##### TASK INPUTS #####

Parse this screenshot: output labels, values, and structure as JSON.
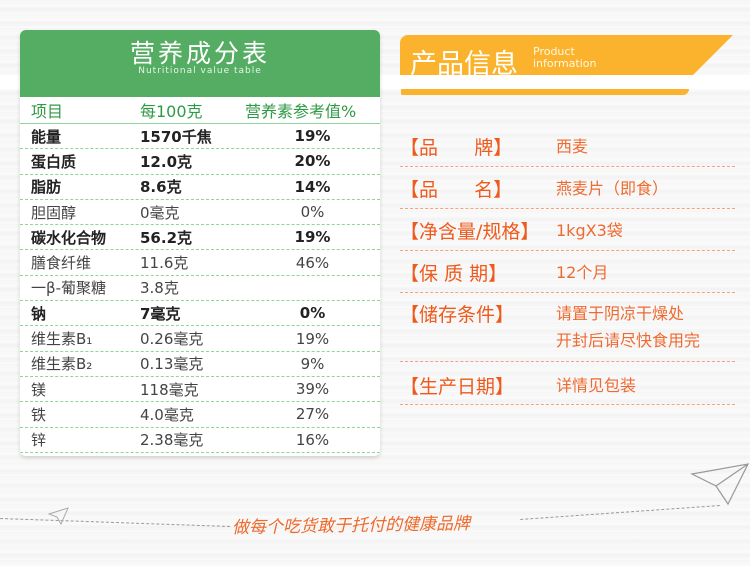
{
  "nutrition": {
    "title": "营养成分表",
    "subtitle": "Nutritional value table",
    "headers": [
      "项目",
      "每100克",
      "营养素参考值%"
    ],
    "rows": [
      {
        "name": "能量",
        "amount": "1570千焦",
        "nrv": "19%",
        "bold": true
      },
      {
        "name": "蛋白质",
        "amount": "12.0克",
        "nrv": "20%",
        "bold": true
      },
      {
        "name": "脂肪",
        "amount": "8.6克",
        "nrv": "14%",
        "bold": true
      },
      {
        "name": "胆固醇",
        "amount": "0毫克",
        "nrv": "0%",
        "bold": false
      },
      {
        "name": "碳水化合物",
        "amount": "56.2克",
        "nrv": "19%",
        "bold": true
      },
      {
        "name": "膳食纤维",
        "amount": "11.6克",
        "nrv": "46%",
        "bold": false
      },
      {
        "name": "一β-葡聚糖",
        "amount": "3.8克",
        "nrv": "",
        "bold": false
      },
      {
        "name": "钠",
        "amount": "7毫克",
        "nrv": "0%",
        "bold": true
      },
      {
        "name": "维生素B₁",
        "amount": "0.26毫克",
        "nrv": "19%",
        "bold": false
      },
      {
        "name": "维生素B₂",
        "amount": "0.13毫克",
        "nrv": "9%",
        "bold": false
      },
      {
        "name": "镁",
        "amount": "118毫克",
        "nrv": "39%",
        "bold": false
      },
      {
        "name": "铁",
        "amount": "4.0毫克",
        "nrv": "27%",
        "bold": false
      },
      {
        "name": "锌",
        "amount": "2.38毫克",
        "nrv": "16%",
        "bold": false
      }
    ]
  },
  "product": {
    "title": "产品信息",
    "subtitle_line1": "Product",
    "subtitle_line2": "information",
    "items": [
      {
        "label": "【品      牌】",
        "value": "西麦"
      },
      {
        "label": "【品      名】",
        "value": "燕麦片（即食）"
      },
      {
        "label": "【净含量/规格】",
        "value": "1kgX3袋"
      },
      {
        "label": "【保 质 期】",
        "value": "12个月"
      },
      {
        "label": "【储存条件】",
        "value": "请置于阴凉干燥处",
        "value2": "开封后请尽快食用完"
      },
      {
        "label": "【生产日期】",
        "value": "详情见包装"
      }
    ]
  },
  "slogan": "做每个吃货敢于托付的健康品牌",
  "colors": {
    "green": "#54ad62",
    "orange_banner": "#fbb32d",
    "orange_text": "#ef5a1c"
  }
}
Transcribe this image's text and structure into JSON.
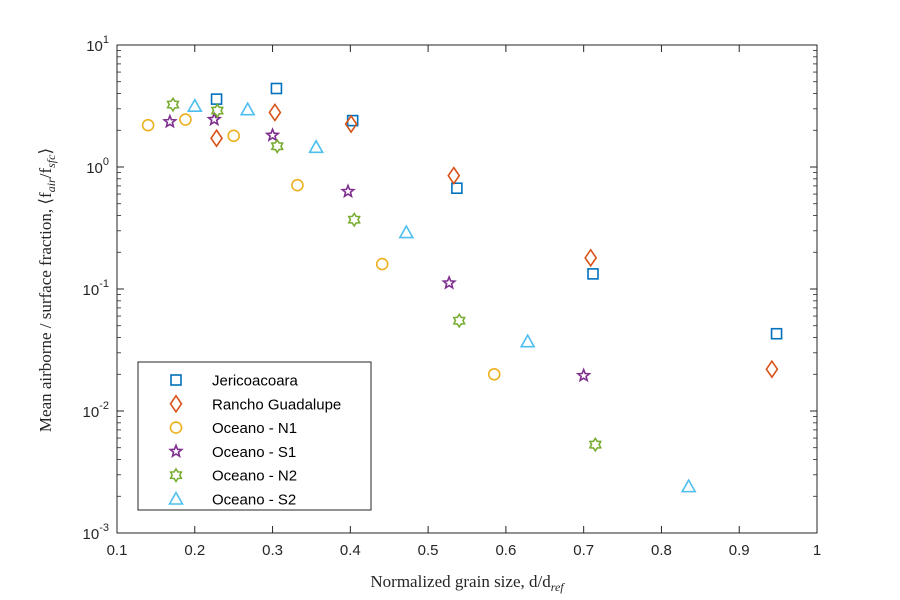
{
  "chart_data": {
    "type": "scatter",
    "x_scale": "linear",
    "y_scale": "log",
    "xlim": [
      0.1,
      1
    ],
    "ylim": [
      0.001,
      10
    ],
    "x_ticks": [
      "0.1",
      "0.2",
      "0.3",
      "0.4",
      "0.5",
      "0.6",
      "0.7",
      "0.8",
      "0.9",
      "1"
    ],
    "y_ticks": [
      {
        "base": "10",
        "exp": "-3",
        "value": 0.001
      },
      {
        "base": "10",
        "exp": "-2",
        "value": 0.01
      },
      {
        "base": "10",
        "exp": "-1",
        "value": 0.1
      },
      {
        "base": "10",
        "exp": "0",
        "value": 1
      },
      {
        "base": "10",
        "exp": "1",
        "value": 10
      }
    ],
    "xlabel": "Normalized grain size, d/d",
    "xlabel_sub": "ref",
    "ylabel": "Mean airborne / surface fraction, ⟨f",
    "ylabel_sub1": "air",
    "ylabel_mid": "/f",
    "ylabel_sub2": "sfc",
    "ylabel_end": "⟩",
    "grid": false,
    "legend_position": "bottom-left",
    "series": [
      {
        "name": "Jericoacoara",
        "marker": "square",
        "color": "#0072BD",
        "points": [
          [
            0.228,
            3.6
          ],
          [
            0.305,
            4.4
          ],
          [
            0.403,
            2.4
          ],
          [
            0.537,
            0.67
          ],
          [
            0.712,
            0.133
          ],
          [
            0.948,
            0.043
          ]
        ]
      },
      {
        "name": "Rancho Guadalupe",
        "marker": "diamond",
        "color": "#D95319",
        "points": [
          [
            0.228,
            1.72
          ],
          [
            0.303,
            2.8
          ],
          [
            0.401,
            2.25
          ],
          [
            0.533,
            0.85
          ],
          [
            0.709,
            0.18
          ],
          [
            0.942,
            0.022
          ]
        ]
      },
      {
        "name": "Oceano - N1",
        "marker": "circle",
        "color": "#EDB120",
        "points": [
          [
            0.14,
            2.2
          ],
          [
            0.188,
            2.45
          ],
          [
            0.25,
            1.8
          ],
          [
            0.332,
            0.71
          ],
          [
            0.441,
            0.16
          ],
          [
            0.585,
            0.02
          ]
        ]
      },
      {
        "name": "Oceano - S1",
        "marker": "star",
        "color": "#7E2F8E",
        "points": [
          [
            0.168,
            2.35
          ],
          [
            0.225,
            2.45
          ],
          [
            0.3,
            1.82
          ],
          [
            0.397,
            0.63
          ],
          [
            0.527,
            0.112
          ],
          [
            0.7,
            0.0195
          ]
        ]
      },
      {
        "name": "Oceano - N2",
        "marker": "hexagram",
        "color": "#77AC30",
        "points": [
          [
            0.172,
            3.25
          ],
          [
            0.229,
            2.9
          ],
          [
            0.306,
            1.48
          ],
          [
            0.405,
            0.37
          ],
          [
            0.54,
            0.055
          ],
          [
            0.715,
            0.0053
          ]
        ]
      },
      {
        "name": "Oceano - S2",
        "marker": "triangle",
        "color": "#4DBEEE",
        "points": [
          [
            0.2,
            3.15
          ],
          [
            0.268,
            2.95
          ],
          [
            0.356,
            1.45
          ],
          [
            0.472,
            0.29
          ],
          [
            0.628,
            0.037
          ],
          [
            0.835,
            0.0024
          ]
        ]
      }
    ]
  }
}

#####

> TASK
Send back the data above word for word, with the pictures left out.

> FULL ANSWER
Parse this screenshot: output labels, values, and structure as JSON.
{
  "nutrition": {
    "title": "营养成分表",
    "subtitle": "Nutritional value table",
    "headers": [
      "项目",
      "每100克",
      "营养素参考值%"
    ],
    "rows": [
      {
        "name": "能量",
        "amount": "1570千焦",
        "nrv": "19%",
        "bold": true
      },
      {
        "name": "蛋白质",
        "amount": "12.0克",
        "nrv": "20%",
        "bold": true
      },
      {
        "name": "脂肪",
        "amount": "8.6克",
        "nrv": "14%",
        "bold": true
      },
      {
        "name": "胆固醇",
        "amount": "0毫克",
        "nrv": "0%",
        "bold": false
      },
      {
        "name": "碳水化合物",
        "amount": "56.2克",
        "nrv": "19%",
        "bold": true
      },
      {
        "name": "膳食纤维",
        "amount": "11.6克",
        "nrv": "46%",
        "bold": false
      },
      {
        "name": "一β-葡聚糖",
        "amount": "3.8克",
        "nrv": "",
        "bold": false
      },
      {
        "name": "钠",
        "amount": "7毫克",
        "nrv": "0%",
        "bold": true
      },
      {
        "name": "维生素B₁",
        "amount": "0.26毫克",
        "nrv": "19%",
        "bold": false
      },
      {
        "name": "维生素B₂",
        "amount": "0.13毫克",
        "nrv": "9%",
        "bold": false
      },
      {
        "name": "镁",
        "amount": "118毫克",
        "nrv": "39%",
        "bold": false
      },
      {
        "name": "铁",
        "amount": "4.0毫克",
        "nrv": "27%",
        "bold": false
      },
      {
        "name": "锌",
        "amount": "2.38毫克",
        "nrv": "16%",
        "bold": false
      }
    ]
  },
  "product": {
    "title": "产品信息",
    "subtitle_line1": "Product",
    "subtitle_line2": "information",
    "items": [
      {
        "label": "【品      牌】",
        "value": "西麦"
      },
      {
        "label": "【品      名】",
        "value": "燕麦片（即食）"
      },
      {
        "label": "【净含量/规格】",
        "value": "1kgX3袋"
      },
      {
        "label": "【保 质 期】",
        "value": "12个月"
      },
      {
        "label": "【储存条件】",
        "value": "请置于阴凉干燥处",
        "value2": "开封后请尽快食用完"
      },
      {
        "label": "【生产日期】",
        "value": "详情见包装"
      }
    ]
  },
  "slogan": "做每个吃货敢于托付的健康品牌",
  "colors": {
    "green": "#54ad62",
    "orange_banner": "#fbb32d",
    "orange_text": "#ef5a1c"
  }
}
Transcribe this image's text and structure into JSON.
{
  "chart_data": {
    "type": "scatter",
    "x_scale": "linear",
    "y_scale": "log",
    "xlim": [
      0.1,
      1
    ],
    "ylim": [
      0.001,
      10
    ],
    "x_ticks": [
      "0.1",
      "0.2",
      "0.3",
      "0.4",
      "0.5",
      "0.6",
      "0.7",
      "0.8",
      "0.9",
      "1"
    ],
    "y_ticks": [
      {
        "base": "10",
        "exp": "-3",
        "value": 0.001
      },
      {
        "base": "10",
        "exp": "-2",
        "value": 0.01
      },
      {
        "base": "10",
        "exp": "-1",
        "value": 0.1
      },
      {
        "base": "10",
        "exp": "0",
        "value": 1
      },
      {
        "base": "10",
        "exp": "1",
        "value": 10
      }
    ],
    "xlabel": "Normalized grain size, d/d",
    "xlabel_sub": "ref",
    "ylabel": "Mean airborne / surface fraction, ⟨f",
    "ylabel_sub1": "air",
    "ylabel_mid": "/f",
    "ylabel_sub2": "sfc",
    "ylabel_end": "⟩",
    "grid": false,
    "legend_position": "bottom-left",
    "series": [
      {
        "name": "Jericoacoara",
        "marker": "square",
        "color": "#0072BD",
        "points": [
          [
            0.228,
            3.6
          ],
          [
            0.305,
            4.4
          ],
          [
            0.403,
            2.4
          ],
          [
            0.537,
            0.67
          ],
          [
            0.712,
            0.133
          ],
          [
            0.948,
            0.043
          ]
        ]
      },
      {
        "name": "Rancho Guadalupe",
        "marker": "diamond",
        "color": "#D95319",
        "points": [
          [
            0.228,
            1.72
          ],
          [
            0.303,
            2.8
          ],
          [
            0.401,
            2.25
          ],
          [
            0.533,
            0.85
          ],
          [
            0.709,
            0.18
          ],
          [
            0.942,
            0.022
          ]
        ]
      },
      {
        "name": "Oceano - N1",
        "marker": "circle",
        "color": "#EDB120",
        "points": [
          [
            0.14,
            2.2
          ],
          [
            0.188,
            2.45
          ],
          [
            0.25,
            1.8
          ],
          [
            0.332,
            0.71
          ],
          [
            0.441,
            0.16
          ],
          [
            0.585,
            0.02
          ]
        ]
      },
      {
        "name": "Oceano - S1",
        "marker": "star",
        "color": "#7E2F8E",
        "points": [
          [
            0.168,
            2.35
          ],
          [
            0.225,
            2.45
          ],
          [
            0.3,
            1.82
          ],
          [
            0.397,
            0.63
          ],
          [
            0.527,
            0.112
          ],
          [
            0.7,
            0.0195
          ]
        ]
      },
      {
        "name": "Oceano - N2",
        "marker": "hexagram",
        "color": "#77AC30",
        "points": [
          [
            0.172,
            3.25
          ],
          [
            0.229,
            2.9
          ],
          [
            0.306,
            1.48
          ],
          [
            0.405,
            0.37
          ],
          [
            0.54,
            0.055
          ],
          [
            0.715,
            0.0053
          ]
        ]
      },
      {
        "name": "Oceano - S2",
        "marker": "triangle",
        "color": "#4DBEEE",
        "points": [
          [
            0.2,
            3.15
          ],
          [
            0.268,
            2.95
          ],
          [
            0.356,
            1.45
          ],
          [
            0.472,
            0.29
          ],
          [
            0.628,
            0.037
          ],
          [
            0.835,
            0.0024
          ]
        ]
      }
    ]
  }
}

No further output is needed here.